* Set exercise: Copy each line in the data that includes the word "Inference".

* Record set:
+ + + + +
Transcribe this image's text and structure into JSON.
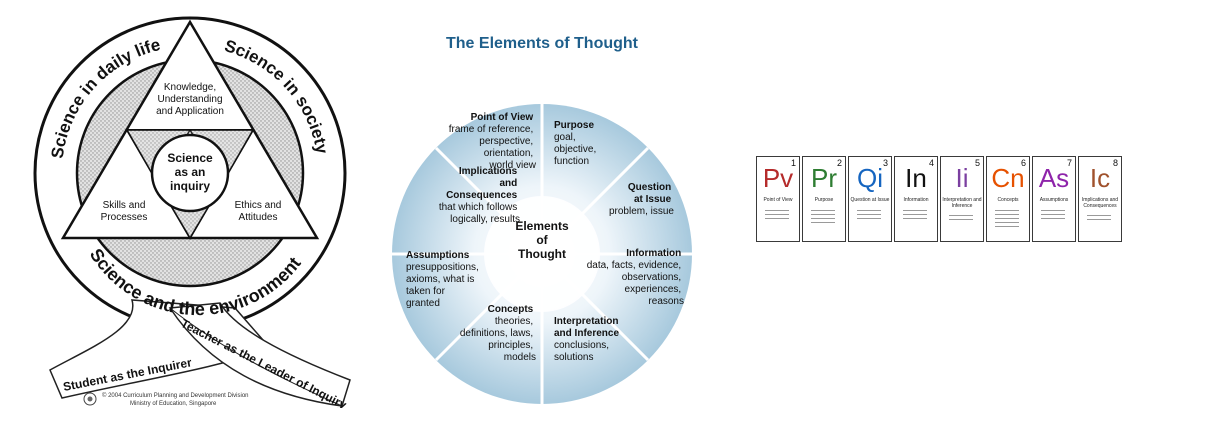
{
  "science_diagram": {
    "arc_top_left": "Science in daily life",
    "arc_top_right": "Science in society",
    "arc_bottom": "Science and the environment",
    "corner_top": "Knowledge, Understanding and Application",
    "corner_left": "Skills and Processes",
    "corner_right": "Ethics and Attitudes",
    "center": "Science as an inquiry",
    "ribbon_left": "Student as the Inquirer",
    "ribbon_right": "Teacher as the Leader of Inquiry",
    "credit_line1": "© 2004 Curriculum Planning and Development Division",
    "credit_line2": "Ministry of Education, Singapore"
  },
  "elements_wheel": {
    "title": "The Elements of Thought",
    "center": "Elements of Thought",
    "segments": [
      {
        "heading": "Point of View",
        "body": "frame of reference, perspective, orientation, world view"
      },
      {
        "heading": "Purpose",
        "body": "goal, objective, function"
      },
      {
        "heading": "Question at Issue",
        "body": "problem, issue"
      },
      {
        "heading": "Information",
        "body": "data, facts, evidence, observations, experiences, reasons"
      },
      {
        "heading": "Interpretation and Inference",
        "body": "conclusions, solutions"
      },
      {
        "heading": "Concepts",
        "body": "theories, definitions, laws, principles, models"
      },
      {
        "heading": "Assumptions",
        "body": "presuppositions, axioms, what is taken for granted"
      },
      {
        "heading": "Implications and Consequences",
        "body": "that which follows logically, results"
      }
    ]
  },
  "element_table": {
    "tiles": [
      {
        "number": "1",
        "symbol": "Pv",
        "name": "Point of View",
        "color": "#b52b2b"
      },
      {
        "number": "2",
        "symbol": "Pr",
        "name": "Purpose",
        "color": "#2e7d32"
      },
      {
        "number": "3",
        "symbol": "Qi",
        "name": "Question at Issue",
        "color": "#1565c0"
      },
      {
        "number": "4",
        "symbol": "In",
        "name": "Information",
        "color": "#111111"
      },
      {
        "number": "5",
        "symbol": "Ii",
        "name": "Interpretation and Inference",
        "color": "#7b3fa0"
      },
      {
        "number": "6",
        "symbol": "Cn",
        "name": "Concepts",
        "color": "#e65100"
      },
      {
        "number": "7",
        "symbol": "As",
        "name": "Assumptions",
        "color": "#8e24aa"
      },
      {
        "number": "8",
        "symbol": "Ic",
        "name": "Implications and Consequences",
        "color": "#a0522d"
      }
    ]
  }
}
+ + + + +
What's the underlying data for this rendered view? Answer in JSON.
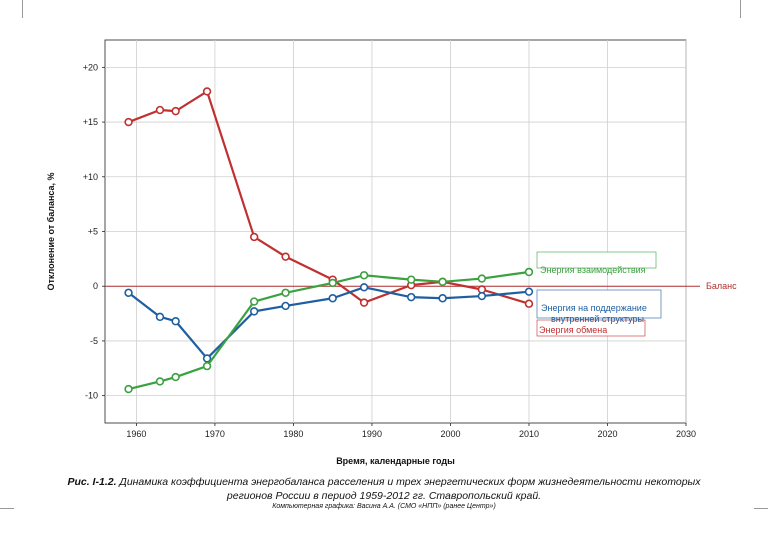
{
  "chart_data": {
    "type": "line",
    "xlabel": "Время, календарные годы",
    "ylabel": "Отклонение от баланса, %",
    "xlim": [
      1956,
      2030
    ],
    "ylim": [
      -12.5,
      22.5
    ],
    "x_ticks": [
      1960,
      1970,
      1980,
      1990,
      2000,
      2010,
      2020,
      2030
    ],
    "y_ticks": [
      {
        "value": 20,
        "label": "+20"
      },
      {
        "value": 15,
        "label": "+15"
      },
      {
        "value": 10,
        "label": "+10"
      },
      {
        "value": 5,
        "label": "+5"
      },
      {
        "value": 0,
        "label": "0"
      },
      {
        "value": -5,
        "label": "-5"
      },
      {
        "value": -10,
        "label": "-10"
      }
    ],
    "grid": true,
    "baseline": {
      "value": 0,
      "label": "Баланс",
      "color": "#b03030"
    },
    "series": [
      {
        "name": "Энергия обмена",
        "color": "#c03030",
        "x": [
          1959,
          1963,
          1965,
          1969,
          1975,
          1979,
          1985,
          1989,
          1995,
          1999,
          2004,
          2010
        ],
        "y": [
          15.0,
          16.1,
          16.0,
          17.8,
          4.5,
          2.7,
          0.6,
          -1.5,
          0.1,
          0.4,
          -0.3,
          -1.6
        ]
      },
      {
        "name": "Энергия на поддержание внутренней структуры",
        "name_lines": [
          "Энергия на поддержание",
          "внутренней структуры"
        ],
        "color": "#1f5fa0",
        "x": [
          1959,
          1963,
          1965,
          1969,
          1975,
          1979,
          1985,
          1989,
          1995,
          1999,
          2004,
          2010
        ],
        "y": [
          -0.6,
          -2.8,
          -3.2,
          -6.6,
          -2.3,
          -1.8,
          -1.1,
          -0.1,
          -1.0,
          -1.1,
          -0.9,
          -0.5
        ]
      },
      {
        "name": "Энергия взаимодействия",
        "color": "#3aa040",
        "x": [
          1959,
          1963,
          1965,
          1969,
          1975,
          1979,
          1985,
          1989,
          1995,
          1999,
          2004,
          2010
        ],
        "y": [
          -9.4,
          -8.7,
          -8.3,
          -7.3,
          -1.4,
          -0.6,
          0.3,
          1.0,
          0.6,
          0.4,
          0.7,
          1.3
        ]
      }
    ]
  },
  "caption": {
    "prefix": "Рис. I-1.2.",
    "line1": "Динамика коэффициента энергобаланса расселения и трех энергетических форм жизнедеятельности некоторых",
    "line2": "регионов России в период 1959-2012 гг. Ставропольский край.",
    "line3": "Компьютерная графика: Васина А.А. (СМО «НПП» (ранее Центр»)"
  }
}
+ + + + +
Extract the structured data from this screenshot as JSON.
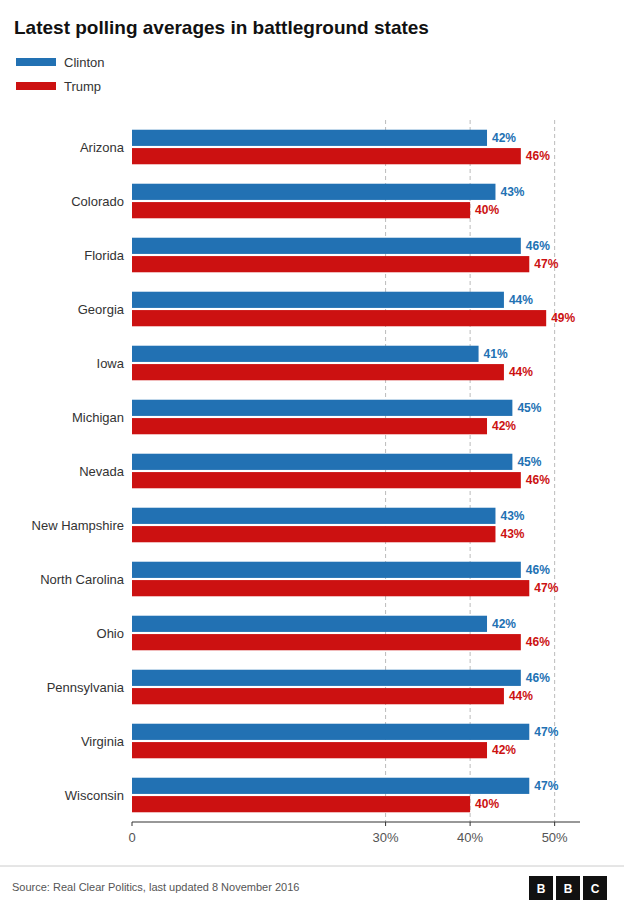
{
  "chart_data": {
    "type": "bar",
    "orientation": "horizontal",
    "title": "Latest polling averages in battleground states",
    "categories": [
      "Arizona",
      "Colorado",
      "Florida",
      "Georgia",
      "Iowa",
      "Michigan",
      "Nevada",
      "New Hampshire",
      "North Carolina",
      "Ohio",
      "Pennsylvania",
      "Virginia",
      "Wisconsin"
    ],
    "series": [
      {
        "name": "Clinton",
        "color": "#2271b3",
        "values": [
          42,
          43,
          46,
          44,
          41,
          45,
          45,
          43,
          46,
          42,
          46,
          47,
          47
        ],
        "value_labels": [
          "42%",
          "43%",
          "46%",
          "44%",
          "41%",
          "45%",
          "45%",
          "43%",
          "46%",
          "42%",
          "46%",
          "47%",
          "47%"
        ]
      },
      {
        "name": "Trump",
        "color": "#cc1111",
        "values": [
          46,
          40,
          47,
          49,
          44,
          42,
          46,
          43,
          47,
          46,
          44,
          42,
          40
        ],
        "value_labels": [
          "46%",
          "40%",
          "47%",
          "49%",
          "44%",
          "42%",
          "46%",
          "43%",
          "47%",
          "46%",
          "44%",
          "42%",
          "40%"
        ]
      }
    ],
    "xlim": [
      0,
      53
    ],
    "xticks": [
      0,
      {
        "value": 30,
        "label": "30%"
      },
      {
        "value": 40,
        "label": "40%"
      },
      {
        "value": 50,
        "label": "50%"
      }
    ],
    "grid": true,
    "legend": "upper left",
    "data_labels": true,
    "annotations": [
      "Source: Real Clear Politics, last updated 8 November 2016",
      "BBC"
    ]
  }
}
+ + + + +
* Task result:
        "heading": "Interpretation and Inference",
        "name": "Interpretation and Inference",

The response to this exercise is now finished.